**What is being asked:** In the material below, identify each line bearing the word "content". Reproduce those lines.

---------- Records to use

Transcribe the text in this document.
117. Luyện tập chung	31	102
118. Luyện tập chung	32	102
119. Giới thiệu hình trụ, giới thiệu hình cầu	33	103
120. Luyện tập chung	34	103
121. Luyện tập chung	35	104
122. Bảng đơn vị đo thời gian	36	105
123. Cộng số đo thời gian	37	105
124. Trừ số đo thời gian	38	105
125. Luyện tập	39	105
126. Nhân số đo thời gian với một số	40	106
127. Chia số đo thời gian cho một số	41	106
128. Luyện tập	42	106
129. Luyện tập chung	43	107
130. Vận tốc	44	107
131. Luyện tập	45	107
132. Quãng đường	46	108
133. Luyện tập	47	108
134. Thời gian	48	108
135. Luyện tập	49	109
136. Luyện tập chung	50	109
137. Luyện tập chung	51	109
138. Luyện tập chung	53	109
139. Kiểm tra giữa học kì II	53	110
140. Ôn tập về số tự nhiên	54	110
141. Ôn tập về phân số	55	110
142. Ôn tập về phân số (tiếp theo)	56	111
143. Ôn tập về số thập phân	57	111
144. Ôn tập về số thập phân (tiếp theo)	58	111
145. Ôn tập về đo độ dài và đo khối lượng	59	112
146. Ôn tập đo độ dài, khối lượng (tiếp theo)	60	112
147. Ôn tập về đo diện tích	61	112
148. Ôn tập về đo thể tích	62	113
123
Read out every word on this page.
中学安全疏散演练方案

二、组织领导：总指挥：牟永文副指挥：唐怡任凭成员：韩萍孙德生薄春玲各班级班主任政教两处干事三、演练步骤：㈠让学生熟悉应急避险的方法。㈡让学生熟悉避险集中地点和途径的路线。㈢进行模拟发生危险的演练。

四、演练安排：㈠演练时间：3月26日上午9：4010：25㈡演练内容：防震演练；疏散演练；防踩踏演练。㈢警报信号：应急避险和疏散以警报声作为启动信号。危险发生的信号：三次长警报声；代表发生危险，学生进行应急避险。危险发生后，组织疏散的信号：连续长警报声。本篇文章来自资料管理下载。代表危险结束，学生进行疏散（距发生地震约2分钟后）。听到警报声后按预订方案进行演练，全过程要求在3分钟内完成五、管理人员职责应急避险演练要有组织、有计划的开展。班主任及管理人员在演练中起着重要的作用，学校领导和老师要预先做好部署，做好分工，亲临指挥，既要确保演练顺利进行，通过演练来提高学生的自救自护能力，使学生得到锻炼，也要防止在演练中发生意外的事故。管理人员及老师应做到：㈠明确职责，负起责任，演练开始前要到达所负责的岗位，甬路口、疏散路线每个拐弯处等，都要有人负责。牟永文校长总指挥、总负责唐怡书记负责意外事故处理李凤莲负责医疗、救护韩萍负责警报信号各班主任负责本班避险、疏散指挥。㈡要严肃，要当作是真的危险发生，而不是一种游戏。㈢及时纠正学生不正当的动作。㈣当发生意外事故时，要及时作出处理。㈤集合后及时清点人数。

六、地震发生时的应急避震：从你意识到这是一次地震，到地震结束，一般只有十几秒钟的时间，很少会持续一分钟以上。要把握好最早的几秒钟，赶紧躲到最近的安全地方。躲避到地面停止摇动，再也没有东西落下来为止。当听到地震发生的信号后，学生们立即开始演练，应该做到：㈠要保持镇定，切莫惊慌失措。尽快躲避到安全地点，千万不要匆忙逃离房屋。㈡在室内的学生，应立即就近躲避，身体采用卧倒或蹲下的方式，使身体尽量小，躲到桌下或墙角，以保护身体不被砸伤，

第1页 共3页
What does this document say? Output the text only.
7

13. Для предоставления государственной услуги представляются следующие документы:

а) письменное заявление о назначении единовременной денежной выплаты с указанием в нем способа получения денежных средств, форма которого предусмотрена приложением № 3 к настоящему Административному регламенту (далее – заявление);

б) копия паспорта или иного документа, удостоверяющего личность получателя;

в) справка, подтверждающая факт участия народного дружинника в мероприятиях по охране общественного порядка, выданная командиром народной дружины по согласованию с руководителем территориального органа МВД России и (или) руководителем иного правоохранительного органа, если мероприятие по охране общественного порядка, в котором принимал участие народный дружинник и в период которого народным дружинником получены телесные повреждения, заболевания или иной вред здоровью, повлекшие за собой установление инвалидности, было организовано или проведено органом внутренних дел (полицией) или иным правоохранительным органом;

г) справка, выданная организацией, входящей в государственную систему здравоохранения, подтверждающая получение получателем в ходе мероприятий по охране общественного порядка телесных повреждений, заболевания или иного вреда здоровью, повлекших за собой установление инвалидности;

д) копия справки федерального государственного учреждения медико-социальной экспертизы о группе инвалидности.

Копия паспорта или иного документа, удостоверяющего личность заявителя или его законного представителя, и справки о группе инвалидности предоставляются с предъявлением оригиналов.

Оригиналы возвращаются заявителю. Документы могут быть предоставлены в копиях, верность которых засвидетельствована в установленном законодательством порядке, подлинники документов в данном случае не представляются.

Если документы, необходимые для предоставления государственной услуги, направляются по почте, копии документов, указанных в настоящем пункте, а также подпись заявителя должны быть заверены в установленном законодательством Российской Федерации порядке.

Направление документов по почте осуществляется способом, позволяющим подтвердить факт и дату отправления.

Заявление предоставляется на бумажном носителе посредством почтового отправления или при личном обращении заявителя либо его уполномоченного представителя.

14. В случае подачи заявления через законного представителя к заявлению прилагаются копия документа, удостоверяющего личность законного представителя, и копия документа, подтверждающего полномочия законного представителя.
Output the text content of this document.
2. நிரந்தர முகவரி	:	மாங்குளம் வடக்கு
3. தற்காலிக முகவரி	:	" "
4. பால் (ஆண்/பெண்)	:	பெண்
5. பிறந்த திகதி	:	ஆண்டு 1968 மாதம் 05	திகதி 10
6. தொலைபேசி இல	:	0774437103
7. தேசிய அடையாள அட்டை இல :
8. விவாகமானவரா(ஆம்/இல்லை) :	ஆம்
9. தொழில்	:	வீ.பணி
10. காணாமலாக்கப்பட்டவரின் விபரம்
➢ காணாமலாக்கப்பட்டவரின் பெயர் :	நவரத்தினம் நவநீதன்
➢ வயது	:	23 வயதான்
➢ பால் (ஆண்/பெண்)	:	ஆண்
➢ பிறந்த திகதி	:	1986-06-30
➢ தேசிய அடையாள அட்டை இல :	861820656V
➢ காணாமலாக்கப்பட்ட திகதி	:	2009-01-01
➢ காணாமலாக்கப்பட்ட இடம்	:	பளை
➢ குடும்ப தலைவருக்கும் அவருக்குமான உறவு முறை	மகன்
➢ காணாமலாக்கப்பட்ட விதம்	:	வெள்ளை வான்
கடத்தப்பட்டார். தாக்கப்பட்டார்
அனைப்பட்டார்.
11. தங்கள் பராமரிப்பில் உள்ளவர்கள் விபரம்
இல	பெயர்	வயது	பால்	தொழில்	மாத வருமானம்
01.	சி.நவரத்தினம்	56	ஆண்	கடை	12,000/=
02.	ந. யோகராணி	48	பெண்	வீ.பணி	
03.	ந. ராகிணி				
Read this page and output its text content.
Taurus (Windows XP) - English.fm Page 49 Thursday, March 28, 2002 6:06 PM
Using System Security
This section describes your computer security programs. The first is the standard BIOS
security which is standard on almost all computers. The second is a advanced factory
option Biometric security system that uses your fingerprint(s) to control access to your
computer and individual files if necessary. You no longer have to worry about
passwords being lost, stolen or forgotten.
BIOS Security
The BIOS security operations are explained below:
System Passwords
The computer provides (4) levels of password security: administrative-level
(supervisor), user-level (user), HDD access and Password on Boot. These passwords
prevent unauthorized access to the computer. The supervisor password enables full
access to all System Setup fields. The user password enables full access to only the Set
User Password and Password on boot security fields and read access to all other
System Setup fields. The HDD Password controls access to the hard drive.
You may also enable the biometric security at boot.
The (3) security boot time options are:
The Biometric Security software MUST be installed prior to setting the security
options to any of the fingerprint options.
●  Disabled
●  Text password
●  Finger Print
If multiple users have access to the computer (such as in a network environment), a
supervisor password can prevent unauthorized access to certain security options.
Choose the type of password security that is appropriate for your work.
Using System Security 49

--------------------

**Result of the exercise:**
Output the text content of this document.
Read this page and output its text content.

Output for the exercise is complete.